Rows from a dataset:
^^^^^^^^^^^^^^^^

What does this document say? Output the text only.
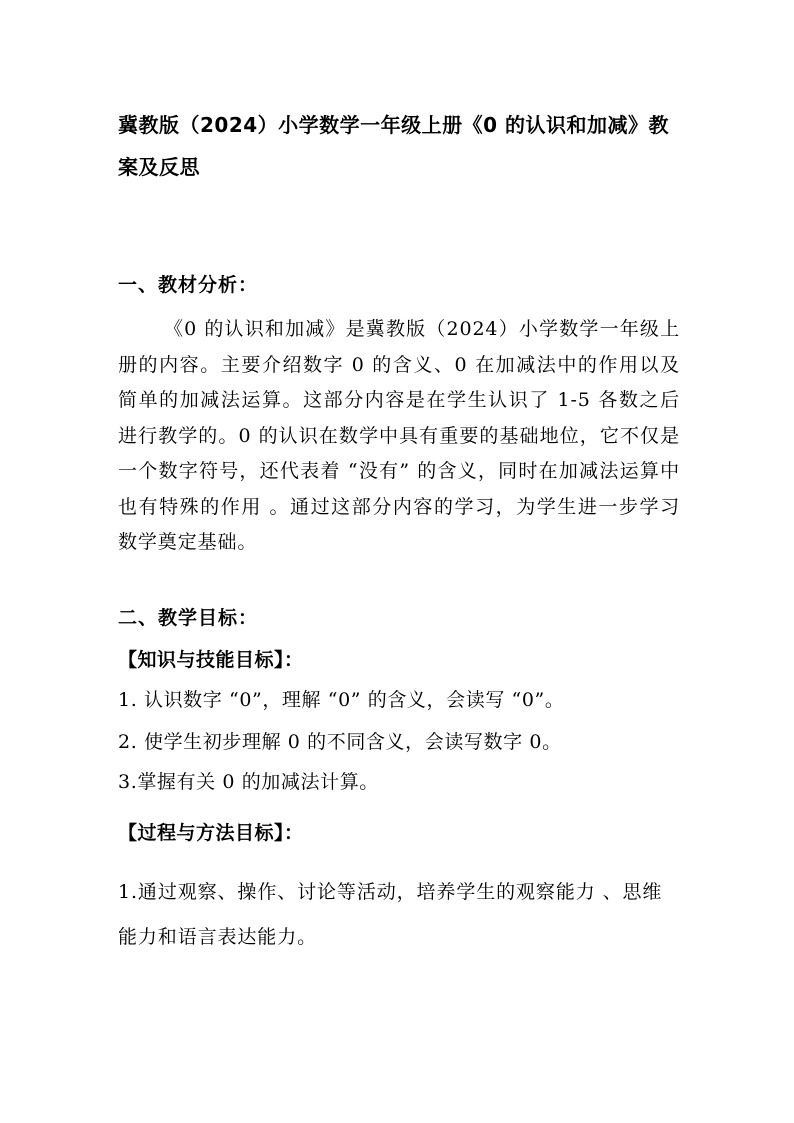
冀教版（2024）小学数学一年级上册《0 的认识和加减》教案及反思
一、教材分析：
《0 的认识和加减》是冀教版（2024）小学数学一年级上册的内容。主要介绍数字 0 的含义、0 在加减法中的作用以及简单的加减法运算。这部分内容是在学生认识了 1-5 各数之后进行教学的。0 的认识在数学中具有重要的基础地位，它不仅是一个数字符号，还代表着 “没有” 的含义，同时在加减法运算中也有特殊的作用 。通过这部分内容的学习，为学生进一步学习数学奠定基础。
二、教学目标：
【知识与技能目标】：
1. 认识数字 “0”，理解 “0” 的含义，会读写 “0”。
2. 使学生初步理解 0 的不同含义，会读写数字 0。
3.掌握有关 0 的加减法计算。
【过程与方法目标】：
1.通过观察、操作、讨论等活动，培养学生的观察能力 、思维能力和语言表达能力。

^^^^^^^^^^^^^^^^

* _What needs to be done_
Without including any pictures, print each record exactly.

* _Finished answer_
What does this document say? Output the text only.
冀教版（2024）小学数学一年级上册《0 的认识和加减》教案及反思
一、教材分析：
《0 的认识和加减》是冀教版（2024）小学数学一年级上册的内容。主要介绍数字 0 的含义、0 在加减法中的作用以及简单的加减法运算。这部分内容是在学生认识了 1-5 各数之后进行教学的。0 的认识在数学中具有重要的基础地位，它不仅是一个数字符号，还代表着 “没有” 的含义，同时在加减法运算中也有特殊的作用 。通过这部分内容的学习，为学生进一步学习数学奠定基础。
二、教学目标：
【知识与技能目标】：
1. 认识数字 “0”，理解 “0” 的含义，会读写 “0”。
2. 使学生初步理解 0 的不同含义，会读写数字 0。
3.掌握有关 0 的加减法计算。
【过程与方法目标】：
1.通过观察、操作、讨论等活动，培养学生的观察能力 、思维能力和语言表达能力。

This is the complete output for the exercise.